#### Task to carry out:
Would you reproduce every record exactly, leaving out the pictures?
§
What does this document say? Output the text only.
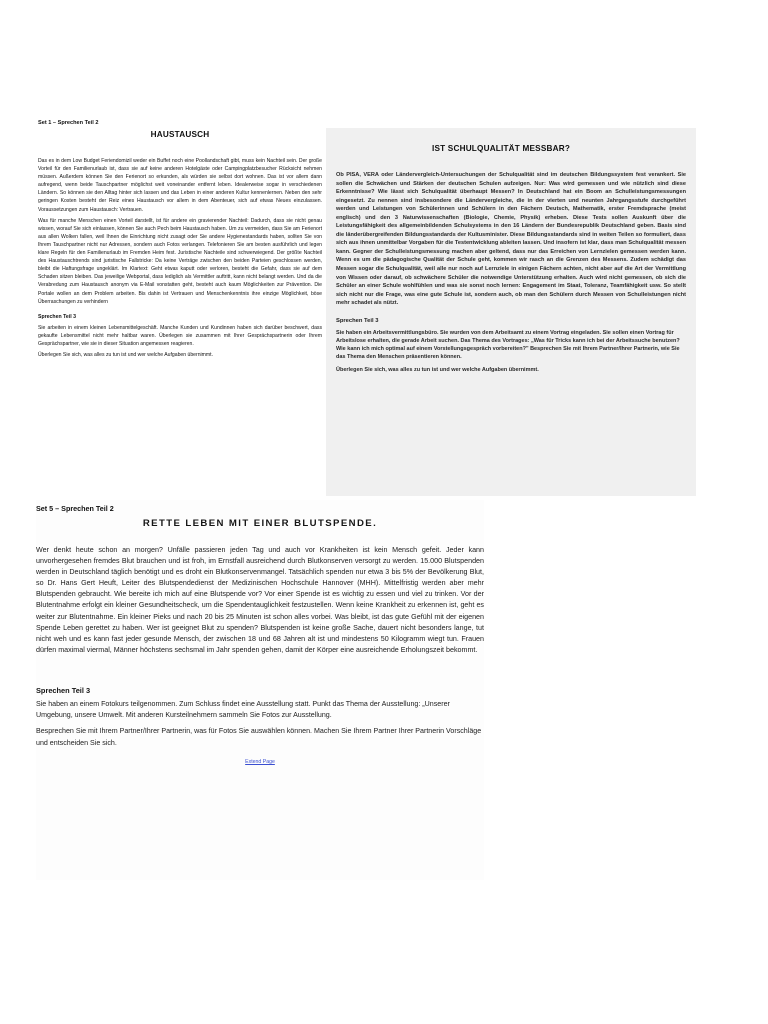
Set 1 – Sprechen Teil 2
HAUSTAUSCH

Das es in dem Low Budget Feriendomizil weder ein Buffet noch eine Poollandschaft gibt, muss kein Nachteil sein. Der große Vorteil für den Familienurlaub ist, dass sie auf keine anderen Hotelgäste oder Campingplatzbesucher Rücksicht nehmen müssen. Außerdem können Sie den Ferienort so erkunden, als würden sie selbst dort wohnen. Das ist vor allem dann aufregend, wenn beide Tauschpartner möglichst weit voneinander entfernt leben. Idealerweise sogar in verschiedenen Ländern. So können sie den Alltag hinter sich lassen und das Leben in einer anderen Kultur kennenlernen. Neben den sehr geringen Kosten besteht der Reiz eines Haustausch vor allem in dem Abenteuer, sich auf etwas Neues einzulassen. Voraussetzungen zum Haustausch: Vertrauen.

Was für manche Menschen einen Vorteil darstellt, ist für andere ein gravierender Nachteil: Dadurch, dass sie nicht genau wissen, worauf Sie sich einlassen, können Sie auch Pech beim Haustausch haben. Um zu vermeiden, dass Sie am Ferienort aus allen Wolken fallen, weil Ihnen die Einrichtung nicht zusagt oder Sie andere Hygienestandards haben, sollten Sie von Ihrem Tauschpartner nicht nur Adressen, sondern auch Fotos verlangen. Telefonieren Sie am besten ausführlich und legen klare Regeln für den Familienurlaub im Fremden Heim fest. Juristische Nachteile sind schwerwiegend. Der größte Nachteil des Haustauschtrends sind juristische Fallstricke: Da keine Verträge zwischen den beiden Parteien geschlossen werden, bleibt die Haftungsfrage ungeklärt. Im Klartext: Geht etwas kaputt oder verloren, besteht die Gefahr, dass sie auf dem Schaden sitzen bleiben. Das jeweilige Webportal, dass lediglich als Vermittler auftritt, kann nicht belangt werden. Und da die Verabredung zum Haustausch anonym via E-Mail vonstatten geht, besteht auch kaum Möglichkeiten zur Prävention. Die Portale wollen an dem Problem arbeiten. Bis dahin ist Vertrauen und Menschenkenntnis ihre einzige Möglichkeit, böse Überraschungen zu verhindern

Sprechen Teil 3

Sie arbeiten in einem kleinen Lebensmittelgeschäft. Manche Kunden und Kundinnen haben sich darüber beschwert, dass gekaufte Lebensmittel nicht mehr haltbar waren. Überlegen sie zusammen mit Ihrer Gesprächspartnerin oder Ihrem Gesprächspartner, wie sie in dieser Situation angemessen reagieren.

Überlegen Sie sich, was alles zu tun ist und wer welche Aufgaben übernimmt.

IST SCHULQUALITÄT MESSBAR?

Ob PISA, VERA oder Ländervergleich-Untersuchungen der Schulqualität sind im deutschen Bildungssystem fest verankert. Sie sollen die Schwächen und Stärken der deutschen Schulen aufzeigen. Nur: Was wird gemessen und wie nützlich sind diese Erkenntnisse? Wie lässt sich Schulqualität überhaupt Messen? In Deutschland hat ein Boom an Schulleistungsmessungen eingesetzt. Zu nennen sind insbesondere die Ländervergleiche, die in der vierten und neunten Jahrgangsstufe durchgeführt werden und Leistungen von Schülerinnen und Schülern in den Fächern Deutsch, Mathematik, erster Fremdsprache (meist englisch) und den 3 Naturwissenschaften (Biologie, Chemie, Physik) erheben. Diese Tests sollen Auskunft über die Leistungsfähigkeit des allgemeinbildenden Schulsystems in den 16 Ländern der Bundesrepublik Deutschland geben. Basis sind die länderübergreifenden Bildungsstandards der Kultusminister. Diese Bildungsstandards sind in weiten Teilen so formuliert, dass sich aus ihnen unmittelbar Vorgaben für die Testentwicklung ableiten lassen. Und insofern ist klar, dass man Schulqualität messen kann. Gegner der Schulleistungsmessung machen aber geltend, dass nur das Erreichen von Lernzielen gemessen werden kann. Wenn es um die pädagogische Qualität der Schule geht, kommen wir rasch an die Grenzen des Messens. Zudem schädigt das Messen sogar die Schulqualität, weil alle nur noch auf Lernziele in einigen Fächern achten, nicht aber auf die Art der Vermittlung von Wissen oder darauf, ob schwächere Schüler die notwendige Unterstützung erhalten. Auch wird nicht gemessen, ob sich die Schüler an einer Schule wohlfühlen und was sie sonst noch lernen: Engagement im Staat, Toleranz, Teamfähigkeit usw. So stellt sich nicht nur die Frage, was eine gute Schule ist, sondern auch, ob man den Schülern durch Messen von Schulleistungen nicht mehr schadet als nützt.

Sprechen Teil 3

Sie haben ein Arbeitsvermittlungsbüro. Sie wurden von dem Arbeitsamt zu einem Vortrag eingeladen. Sie sollen einen Vortrag für Arbeitslose erhalten, die gerade Arbeit suchen. Das Thema des Vortrages: „Was für Tricks kann ich bei der Arbeitssuche benutzen? Wie kann ich mich optimal auf einem Vorstellungsgespräch vorbereiten?" Besprechen Sie mit Ihrem Partner/Ihrer Partnerin, wie Sie das Thema den Menschen präsentieren können.

Überlegen Sie sich, was alles zu tun ist und wer welche Aufgaben übernimmt.

Set 5 – Sprechen Teil 2
RETTE LEBEN MIT EINER BLUTSPENDE.

Wer denkt heute schon an morgen? Unfälle passieren jeden Tag und auch vor Krankheiten ist kein Mensch gefeit. Jeder kann unvorhergesehen fremdes Blut brauchen und ist froh, im Ernstfall ausreichend durch Blutkonserven versorgt zu werden. 15.000 Blutspenden werden in Deutschland täglich benötigt und es droht ein Blutkonservenmangel. Tatsächlich spenden nur etwa 3 bis 5% der Bevölkerung Blut, so Dr. Hans Gert Heuft, Leiter des Blutspendedienst der Medizinischen Hochschule Hannover (MHH). Mittelfristig werden aber mehr Blutspenden gebraucht. Wie bereite ich mich auf eine Blutspende vor? Vor einer Spende ist es wichtig zu essen und viel zu trinken. Vor der Blutentnahme erfolgt ein kleiner Gesundheitscheck, um die Spendentauglichkeit festzustellen. Wenn keine Krankheit zu erkennen ist, geht es weiter zur Blutentnahme. Ein kleiner Pieks und nach 20 bis 25 Minuten ist schon alles vorbei. Was bleibt, ist das gute Gefühl mit der eigenen Spende Leben gerettet zu haben. Wer ist geeignet Blut zu spenden? Blutspenden ist keine große Sache, dauert nicht besonders lange, tut nicht weh und es kann fast jeder gesunde Mensch, der zwischen 18 und 68 Jahren alt ist und mindestens 50 Kilogramm wiegt tun. Frauen dürfen maximal viermal, Männer höchstens sechsmal im Jahr spenden gehen, damit der Körper eine ausreichende Erholungszeit bekommt.

Sprechen Teil 3

Sie haben an einem Fotokurs teilgenommen. Zum Schluss findet eine Ausstellung statt. Punkt das Thema der Ausstellung: „Unserer Umgebung, unsere Umwelt. Mit anderen Kursteilnehmern sammeln Sie Fotos zur Ausstellung.

Besprechen Sie mit Ihrem Partner/Ihrer Partnerin, was für Fotos Sie auswählen können. Machen Sie Ihrem Partner Ihrer Partnerin Vorschläge und entscheiden Sie sich.

Extend Page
§
#### Exercise response:
What does this document say? Output the text only.
Set 1 – Sprechen Teil 2
HAUSTAUSCH

Das es in dem Low Budget Feriendomizil weder ein Buffet noch eine Poollandschaft gibt, muss kein Nachteil sein. Der große Vorteil für den Familienurlaub ist, dass sie auf keine anderen Hotelgäste oder Campingplatzbesucher Rücksicht nehmen müssen. Außerdem können Sie den Ferienort so erkunden, als würden sie selbst dort wohnen. Das ist vor allem dann aufregend, wenn beide Tauschpartner möglichst weit voneinander entfernt leben. Idealerweise sogar in verschiedenen Ländern. So können sie den Alltag hinter sich lassen und das Leben in einer anderen Kultur kennenlernen. Neben den sehr geringen Kosten besteht der Reiz eines Haustausch vor allem in dem Abenteuer, sich auf etwas Neues einzulassen. Voraussetzungen zum Haustausch: Vertrauen.

Was für manche Menschen einen Vorteil darstellt, ist für andere ein gravierender Nachteil: Dadurch, dass sie nicht genau wissen, worauf Sie sich einlassen, können Sie auch Pech beim Haustausch haben. Um zu vermeiden, dass Sie am Ferienort aus allen Wolken fallen, weil Ihnen die Einrichtung nicht zusagt oder Sie andere Hygienestandards haben, sollten Sie von Ihrem Tauschpartner nicht nur Adressen, sondern auch Fotos verlangen. Telefonieren Sie am besten ausführlich und legen klare Regeln für den Familienurlaub im Fremden Heim fest. Juristische Nachteile sind schwerwiegend. Der größte Nachteil des Haustauschtrends sind juristische Fallstricke: Da keine Verträge zwischen den beiden Parteien geschlossen werden, bleibt die Haftungsfrage ungeklärt. Im Klartext: Geht etwas kaputt oder verloren, besteht die Gefahr, dass sie auf dem Schaden sitzen bleiben. Das jeweilige Webportal, dass lediglich als Vermittler auftritt, kann nicht belangt werden. Und da die Verabredung zum Haustausch anonym via E-Mail vonstatten geht, besteht auch kaum Möglichkeiten zur Prävention. Die Portale wollen an dem Problem arbeiten. Bis dahin ist Vertrauen und Menschenkenntnis ihre einzige Möglichkeit, böse Überraschungen zu verhindern

Sprechen Teil 3

Sie arbeiten in einem kleinen Lebensmittelgeschäft. Manche Kunden und Kundinnen haben sich darüber beschwert, dass gekaufte Lebensmittel nicht mehr haltbar waren. Überlegen sie zusammen mit Ihrer Gesprächspartnerin oder Ihrem Gesprächspartner, wie sie in dieser Situation angemessen reagieren.

Überlegen Sie sich, was alles zu tun ist und wer welche Aufgaben übernimmt.

IST SCHULQUALITÄT MESSBAR?

Ob PISA, VERA oder Ländervergleich-Untersuchungen der Schulqualität sind im deutschen Bildungssystem fest verankert. Sie sollen die Schwächen und Stärken der deutschen Schulen aufzeigen. Nur: Was wird gemessen und wie nützlich sind diese Erkenntnisse? Wie lässt sich Schulqualität überhaupt Messen? In Deutschland hat ein Boom an Schulleistungsmessungen eingesetzt. Zu nennen sind insbesondere die Ländervergleiche, die in der vierten und neunten Jahrgangsstufe durchgeführt werden und Leistungen von Schülerinnen und Schülern in den Fächern Deutsch, Mathematik, erster Fremdsprache (meist englisch) und den 3 Naturwissenschaften (Biologie, Chemie, Physik) erheben. Diese Tests sollen Auskunft über die Leistungsfähigkeit des allgemeinbildenden Schulsystems in den 16 Ländern der Bundesrepublik Deutschland geben. Basis sind die länderübergreifenden Bildungsstandards der Kultusminister. Diese Bildungsstandards sind in weiten Teilen so formuliert, dass sich aus ihnen unmittelbar Vorgaben für die Testentwicklung ableiten lassen. Und insofern ist klar, dass man Schulqualität messen kann. Gegner der Schulleistungsmessung machen aber geltend, dass nur das Erreichen von Lernzielen gemessen werden kann. Wenn es um die pädagogische Qualität der Schule geht, kommen wir rasch an die Grenzen des Messens. Zudem schädigt das Messen sogar die Schulqualität, weil alle nur noch auf Lernziele in einigen Fächern achten, nicht aber auf die Art der Vermittlung von Wissen oder darauf, ob schwächere Schüler die notwendige Unterstützung erhalten. Auch wird nicht gemessen, ob sich die Schüler an einer Schule wohlfühlen und was sie sonst noch lernen: Engagement im Staat, Toleranz, Teamfähigkeit usw. So stellt sich nicht nur die Frage, was eine gute Schule ist, sondern auch, ob man den Schülern durch Messen von Schulleistungen nicht mehr schadet als nützt.

Sprechen Teil 3

Sie haben ein Arbeitsvermittlungsbüro. Sie wurden von dem Arbeitsamt zu einem Vortrag eingeladen. Sie sollen einen Vortrag für Arbeitslose erhalten, die gerade Arbeit suchen. Das Thema des Vortrages: „Was für Tricks kann ich bei der Arbeitssuche benutzen? Wie kann ich mich optimal auf einem Vorstellungsgespräch vorbereiten?" Besprechen Sie mit Ihrem Partner/Ihrer Partnerin, wie Sie das Thema den Menschen präsentieren können.

Überlegen Sie sich, was alles zu tun ist und wer welche Aufgaben übernimmt.

Set 5 – Sprechen Teil 2
RETTE LEBEN MIT EINER BLUTSPENDE.

Wer denkt heute schon an morgen? Unfälle passieren jeden Tag und auch vor Krankheiten ist kein Mensch gefeit. Jeder kann unvorhergesehen fremdes Blut brauchen und ist froh, im Ernstfall ausreichend durch Blutkonserven versorgt zu werden. 15.000 Blutspenden werden in Deutschland täglich benötigt und es droht ein Blutkonservenmangel. Tatsächlich spenden nur etwa 3 bis 5% der Bevölkerung Blut, so Dr. Hans Gert Heuft, Leiter des Blutspendedienst der Medizinischen Hochschule Hannover (MHH). Mittelfristig werden aber mehr Blutspenden gebraucht. Wie bereite ich mich auf eine Blutspende vor? Vor einer Spende ist es wichtig zu essen und viel zu trinken. Vor der Blutentnahme erfolgt ein kleiner Gesundheitscheck, um die Spendentauglichkeit festzustellen. Wenn keine Krankheit zu erkennen ist, geht es weiter zur Blutentnahme. Ein kleiner Pieks und nach 20 bis 25 Minuten ist schon alles vorbei. Was bleibt, ist das gute Gefühl mit der eigenen Spende Leben gerettet zu haben. Wer ist geeignet Blut zu spenden? Blutspenden ist keine große Sache, dauert nicht besonders lange, tut nicht weh und es kann fast jeder gesunde Mensch, der zwischen 18 und 68 Jahren alt ist und mindestens 50 Kilogramm wiegt tun. Frauen dürfen maximal viermal, Männer höchstens sechsmal im Jahr spenden gehen, damit der Körper eine ausreichende Erholungszeit bekommt.

Sprechen Teil 3

Sie haben an einem Fotokurs teilgenommen. Zum Schluss findet eine Ausstellung statt. Punkt das Thema der Ausstellung: „Unserer Umgebung, unsere Umwelt. Mit anderen Kursteilnehmern sammeln Sie Fotos zur Ausstellung.

Besprechen Sie mit Ihrem Partner/Ihrer Partnerin, was für Fotos Sie auswählen können. Machen Sie Ihrem Partner Ihrer Partnerin Vorschläge und entscheiden Sie sich.

Extend Page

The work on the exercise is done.